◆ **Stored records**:
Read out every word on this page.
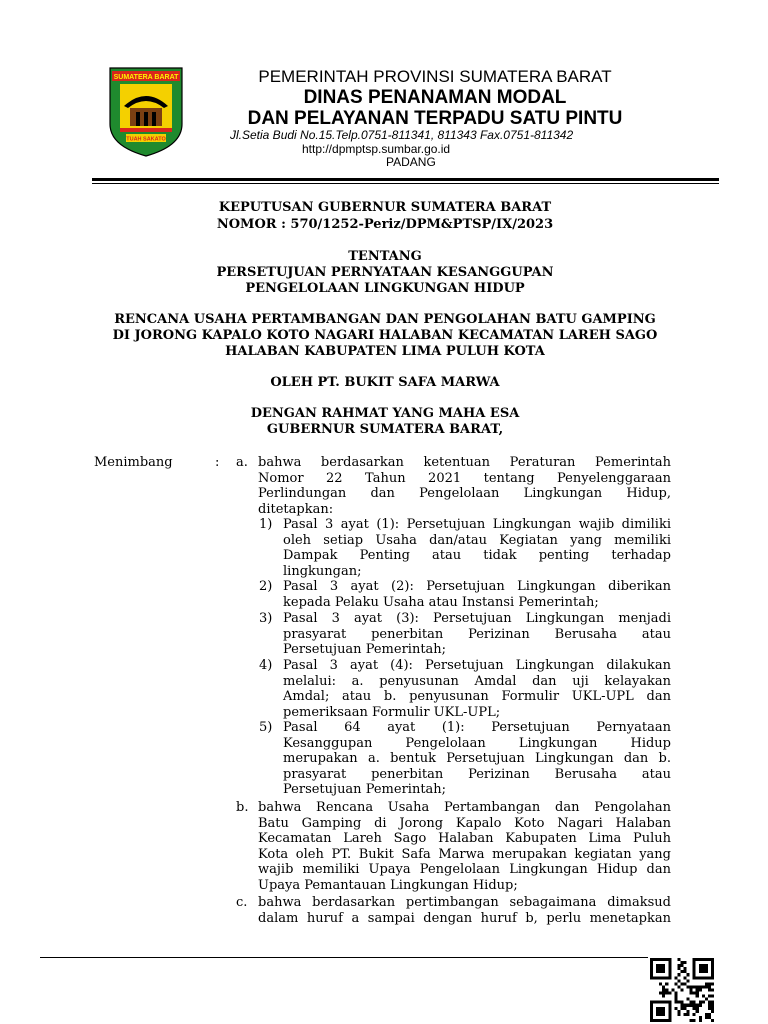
SUMATERA BARAT
TUAH SAKATO
PEMERINTAH PROVINSI SUMATERA BARAT
DINAS PENANAMAN MODAL
DAN PELAYANAN TERPADU SATU PINTU
Jl.Setia Budi No.15.Telp.0751-811341, 811343 Fax.0751-811342
http://dpmptsp.sumbar.go.id
PADANG
KEPUTUSAN GUBERNUR SUMATERA BARAT
NOMOR : 570/1252-Periz/DPM&PTSP/IX/2023
TENTANG
PERSETUJUAN PERNYATAAN KESANGGUPAN
PENGELOLAAN LINGKUNGAN HIDUP
RENCANA USAHA PERTAMBANGAN DAN PENGOLAHAN BATU GAMPING
DI JORONG KAPALO KOTO NAGARI HALABAN KECAMATAN LAREH SAGO
HALABAN KABUPATEN LIMA PULUH KOTA
OLEH PT. BUKIT SAFA MARWA
DENGAN RAHMAT YANG MAHA ESA
GUBERNUR SUMATERA BARAT,
Menimbang	: a. bahwa berdasarkan ketentuan Peraturan Pemerintah

Nomor 22 Tahun 2021 tentang Penyelenggaraan

Perlindungan dan Pengelolaan Lingkungan Hidup,

ditetapkan:

1) Pasal 3 ayat (1): Persetujuan Lingkungan wajib dimiliki

oleh setiap Usaha dan/atau Kegiatan yang memiliki

Dampak Penting atau tidak penting terhadap

lingkungan;

2) Pasal 3 ayat (2): Persetujuan Lingkungan diberikan

kepada Pelaku Usaha atau Instansi Pemerintah;

3) Pasal 3 ayat (3): Persetujuan Lingkungan menjadi

prasyarat penerbitan Perizinan Berusaha atau

Persetujuan Pemerintah;

4) Pasal 3 ayat (4): Persetujuan Lingkungan dilakukan

melalui: a. penyusunan Amdal dan uji kelayakan

Amdal; atau b. penyusunan Formulir UKL-UPL dan

pemeriksaan Formulir UKL-UPL;

5) Pasal 64 ayat (1): Persetujuan Pernyataan

Kesanggupan Pengelolaan Lingkungan Hidup

merupakan a. bentuk Persetujuan Lingkungan dan b.

prasyarat penerbitan Perizinan Berusaha atau

Persetujuan Pemerintah;

b. bahwa Rencana Usaha Pertambangan dan Pengolahan

Batu Gamping di Jorong Kapalo Koto Nagari Halaban

Kecamatan Lareh Sago Halaban Kabupaten Lima Puluh

Kota oleh PT. Bukit Safa Marwa merupakan kegiatan yang

wajib memiliki Upaya Pengelolaan Lingkungan Hidup dan

Upaya Pemantauan Lingkungan Hidup;

c. bahwa berdasarkan pertimbangan sebagaimana dimaksud

dalam huruf a sampai dengan huruf b, perlu menetapkan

◆ **Exercise requirements**:
Print all of the entries word for word. Omit the pictures they contain.

◆ **Response**:
Read out every word on this page.
SUMATERA BARAT
TUAH SAKATO
PEMERINTAH PROVINSI SUMATERA BARAT
DINAS PENANAMAN MODAL
DAN PELAYANAN TERPADU SATU PINTU
Jl.Setia Budi No.15.Telp.0751-811341, 811343 Fax.0751-811342
http://dpmptsp.sumbar.go.id
PADANG
KEPUTUSAN GUBERNUR SUMATERA BARAT
NOMOR : 570/1252-Periz/DPM&PTSP/IX/2023
TENTANG
PERSETUJUAN PERNYATAAN KESANGGUPAN
PENGELOLAAN LINGKUNGAN HIDUP
RENCANA USAHA PERTAMBANGAN DAN PENGOLAHAN BATU GAMPING
DI JORONG KAPALO KOTO NAGARI HALABAN KECAMATAN LAREH SAGO
HALABAN KABUPATEN LIMA PULUH KOTA
OLEH PT. BUKIT SAFA MARWA
DENGAN RAHMAT YANG MAHA ESA
GUBERNUR SUMATERA BARAT,
Menimbang	: a. bahwa berdasarkan ketentuan Peraturan Pemerintah

Nomor 22 Tahun 2021 tentang Penyelenggaraan

Perlindungan dan Pengelolaan Lingkungan Hidup,

ditetapkan:

1) Pasal 3 ayat (1): Persetujuan Lingkungan wajib dimiliki

oleh setiap Usaha dan/atau Kegiatan yang memiliki

Dampak Penting atau tidak penting terhadap

lingkungan;

2) Pasal 3 ayat (2): Persetujuan Lingkungan diberikan

kepada Pelaku Usaha atau Instansi Pemerintah;

3) Pasal 3 ayat (3): Persetujuan Lingkungan menjadi

prasyarat penerbitan Perizinan Berusaha atau

Persetujuan Pemerintah;

4) Pasal 3 ayat (4): Persetujuan Lingkungan dilakukan

melalui: a. penyusunan Amdal dan uji kelayakan

Amdal; atau b. penyusunan Formulir UKL-UPL dan

pemeriksaan Formulir UKL-UPL;

5) Pasal 64 ayat (1): Persetujuan Pernyataan

Kesanggupan Pengelolaan Lingkungan Hidup

merupakan a. bentuk Persetujuan Lingkungan dan b.

prasyarat penerbitan Perizinan Berusaha atau

Persetujuan Pemerintah;

b. bahwa Rencana Usaha Pertambangan dan Pengolahan

Batu Gamping di Jorong Kapalo Koto Nagari Halaban

Kecamatan Lareh Sago Halaban Kabupaten Lima Puluh

Kota oleh PT. Bukit Safa Marwa merupakan kegiatan yang

wajib memiliki Upaya Pengelolaan Lingkungan Hidup dan

Upaya Pemantauan Lingkungan Hidup;

c. bahwa berdasarkan pertimbangan sebagaimana dimaksud

dalam huruf a sampai dengan huruf b, perlu menetapkan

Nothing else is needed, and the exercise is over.